Selection -
The purpose of this lab is to familiarize you with binary trees and some of the code we will use to create and manipulate them. You will have several tasks to complete, beginning with some simple coding and moving to more complex tasks.

You will be working with a partially completed file as a base: BinaryTree.java. It has been filled in with comments; all you need to do is complete the code. During the lab you will write TestBinaryTree.java to test the class definition. You will also write TreePractice.java, as described below.

Task One

For the first part of this lab, you will complete the code in BinaryTree.java. Start with the accessors and manipulators. The return types and argument types have been deleted. Think about what they should be, and replace them.

Next, look at the other methods. At various points in the program (isLeaf, isBranch, and printIndented, references to the right child have been deleted. Your job is to find these points and add the appropriate code back in. (Hint: nearly always, you will do the same thing with the right child as you do with the left.) The purpose of this exercise is not so much to make you figure out on your own how to implement binary trees, but to force you to take a close look at the code and process for yourself what it is doing. At each point where you insert code, you should also place a short comment indicating what the inserted code is doing.

Task Two

For this part of the lab, you will write a test file called TestBinaryTree.java that will test the class definitions we've been creating. This should do the following:

  1. Create four BinaryTree<Double> variables called t1, t2, t3, and t4.
  2. Build a tree with t1 as the root, using the available methods to set children (e.g., t1.setLeft(new BinaryTree<Double>(3.5)), for example). Your tree should be structured as follows: 4.0 at the root; 3.5 and 5.5 as its left and right children; 1.25 and 3.75 as the children of 3.5; 4.75 and 8.5 as the children of 5.5; 7.0 and 13.0 as the children of 8.5. Print out this tree. The result should look like this: 
    Root:  4.0
  Left:  3.5
    Left:  1.25
    Right:  3.75
  Right:  5.5
    Left:  4.75
    Right:  8.5
      Left:  7.0
      Right:  13.0
  3. Create a deep copy of t1 in the variable t2. Verify that the deep copy was successful by changing the root of t2 to -1 and printing both trees. They should now differ, since only t2 was changed.
  4. Create a reference copy of t1 in the variable t3. Verify that it is not a deep copy by changing the right child of t3 to 6.25 and printing the original tree, t1. It should show the same change.

[Dataset entries]
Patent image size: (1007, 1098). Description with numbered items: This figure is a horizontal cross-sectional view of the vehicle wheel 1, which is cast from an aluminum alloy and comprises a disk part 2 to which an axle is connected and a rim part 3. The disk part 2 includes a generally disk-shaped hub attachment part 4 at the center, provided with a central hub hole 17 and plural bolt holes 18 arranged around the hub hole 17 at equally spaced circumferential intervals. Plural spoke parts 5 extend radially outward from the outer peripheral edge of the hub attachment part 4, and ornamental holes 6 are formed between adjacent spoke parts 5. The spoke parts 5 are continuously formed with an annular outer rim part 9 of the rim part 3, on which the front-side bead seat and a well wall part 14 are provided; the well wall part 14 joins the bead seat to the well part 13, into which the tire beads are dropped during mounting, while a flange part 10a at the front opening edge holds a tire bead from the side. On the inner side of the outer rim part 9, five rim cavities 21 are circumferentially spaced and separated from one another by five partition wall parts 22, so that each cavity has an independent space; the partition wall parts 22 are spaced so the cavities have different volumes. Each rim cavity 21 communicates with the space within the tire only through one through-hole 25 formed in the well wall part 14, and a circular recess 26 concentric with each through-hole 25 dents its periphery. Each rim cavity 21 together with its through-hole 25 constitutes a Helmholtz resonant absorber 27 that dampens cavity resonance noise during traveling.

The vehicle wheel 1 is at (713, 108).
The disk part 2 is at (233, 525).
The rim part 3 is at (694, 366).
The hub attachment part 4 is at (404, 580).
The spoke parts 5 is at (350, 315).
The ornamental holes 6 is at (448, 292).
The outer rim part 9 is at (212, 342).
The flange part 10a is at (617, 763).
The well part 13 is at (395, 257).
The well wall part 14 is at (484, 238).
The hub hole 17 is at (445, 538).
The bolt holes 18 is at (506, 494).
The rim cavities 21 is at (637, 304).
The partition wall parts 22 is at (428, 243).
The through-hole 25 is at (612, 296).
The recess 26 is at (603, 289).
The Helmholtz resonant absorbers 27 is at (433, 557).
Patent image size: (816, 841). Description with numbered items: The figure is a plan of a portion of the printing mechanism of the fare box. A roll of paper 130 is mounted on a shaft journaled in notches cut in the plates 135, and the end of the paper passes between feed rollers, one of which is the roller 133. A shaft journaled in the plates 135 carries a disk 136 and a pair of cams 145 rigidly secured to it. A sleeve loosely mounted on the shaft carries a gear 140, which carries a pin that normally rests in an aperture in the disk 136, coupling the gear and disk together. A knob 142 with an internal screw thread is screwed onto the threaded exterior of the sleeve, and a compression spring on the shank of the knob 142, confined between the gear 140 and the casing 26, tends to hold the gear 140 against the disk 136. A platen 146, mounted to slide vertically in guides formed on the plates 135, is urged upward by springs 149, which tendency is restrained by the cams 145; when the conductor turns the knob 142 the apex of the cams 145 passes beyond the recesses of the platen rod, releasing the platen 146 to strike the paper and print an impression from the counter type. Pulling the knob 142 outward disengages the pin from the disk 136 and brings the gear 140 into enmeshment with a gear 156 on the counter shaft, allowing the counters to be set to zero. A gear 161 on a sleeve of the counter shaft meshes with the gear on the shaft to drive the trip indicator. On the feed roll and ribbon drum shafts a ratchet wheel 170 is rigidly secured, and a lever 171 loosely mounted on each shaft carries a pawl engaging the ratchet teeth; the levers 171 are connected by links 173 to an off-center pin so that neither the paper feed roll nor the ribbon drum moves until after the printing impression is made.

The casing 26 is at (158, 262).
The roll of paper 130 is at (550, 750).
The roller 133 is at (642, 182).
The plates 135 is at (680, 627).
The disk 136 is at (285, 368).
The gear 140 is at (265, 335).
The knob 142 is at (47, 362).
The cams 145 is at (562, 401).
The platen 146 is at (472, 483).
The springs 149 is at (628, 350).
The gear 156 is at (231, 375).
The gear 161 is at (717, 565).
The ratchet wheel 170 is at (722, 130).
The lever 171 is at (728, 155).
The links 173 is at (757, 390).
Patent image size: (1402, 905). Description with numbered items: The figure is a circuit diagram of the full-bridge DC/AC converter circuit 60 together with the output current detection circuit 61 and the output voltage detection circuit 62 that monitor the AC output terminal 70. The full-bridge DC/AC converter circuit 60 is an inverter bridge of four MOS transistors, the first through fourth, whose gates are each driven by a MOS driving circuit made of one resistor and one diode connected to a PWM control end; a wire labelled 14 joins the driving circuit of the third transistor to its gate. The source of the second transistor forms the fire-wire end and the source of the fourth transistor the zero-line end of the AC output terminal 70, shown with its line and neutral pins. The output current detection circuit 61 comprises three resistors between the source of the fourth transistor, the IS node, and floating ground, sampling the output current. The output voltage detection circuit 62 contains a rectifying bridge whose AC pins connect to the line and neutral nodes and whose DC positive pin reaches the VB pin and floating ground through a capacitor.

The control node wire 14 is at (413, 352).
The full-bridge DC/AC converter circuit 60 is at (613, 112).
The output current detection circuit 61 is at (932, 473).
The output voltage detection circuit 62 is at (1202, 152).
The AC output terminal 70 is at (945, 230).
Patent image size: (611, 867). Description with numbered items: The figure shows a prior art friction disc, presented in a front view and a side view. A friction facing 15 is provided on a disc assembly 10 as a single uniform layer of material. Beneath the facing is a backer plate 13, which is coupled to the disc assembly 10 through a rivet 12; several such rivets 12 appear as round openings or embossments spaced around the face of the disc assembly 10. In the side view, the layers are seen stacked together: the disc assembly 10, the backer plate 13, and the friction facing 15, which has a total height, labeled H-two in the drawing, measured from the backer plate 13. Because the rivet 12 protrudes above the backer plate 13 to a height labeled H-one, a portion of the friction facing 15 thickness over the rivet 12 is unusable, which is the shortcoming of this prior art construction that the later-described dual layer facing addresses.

Problem statement -
Can you write out the binary tree lab text from the part that begins with "For this part" through the end of "t3, and t4."? These items were drawn from a separate source.

Task response -
For this part of the lab, you will write a test file called TestBinaryTree.java that will test the class definitions we've been creating. This should do the following:

  1. Create four BinaryTree<Double> variables called t1, t2, t3, and t4.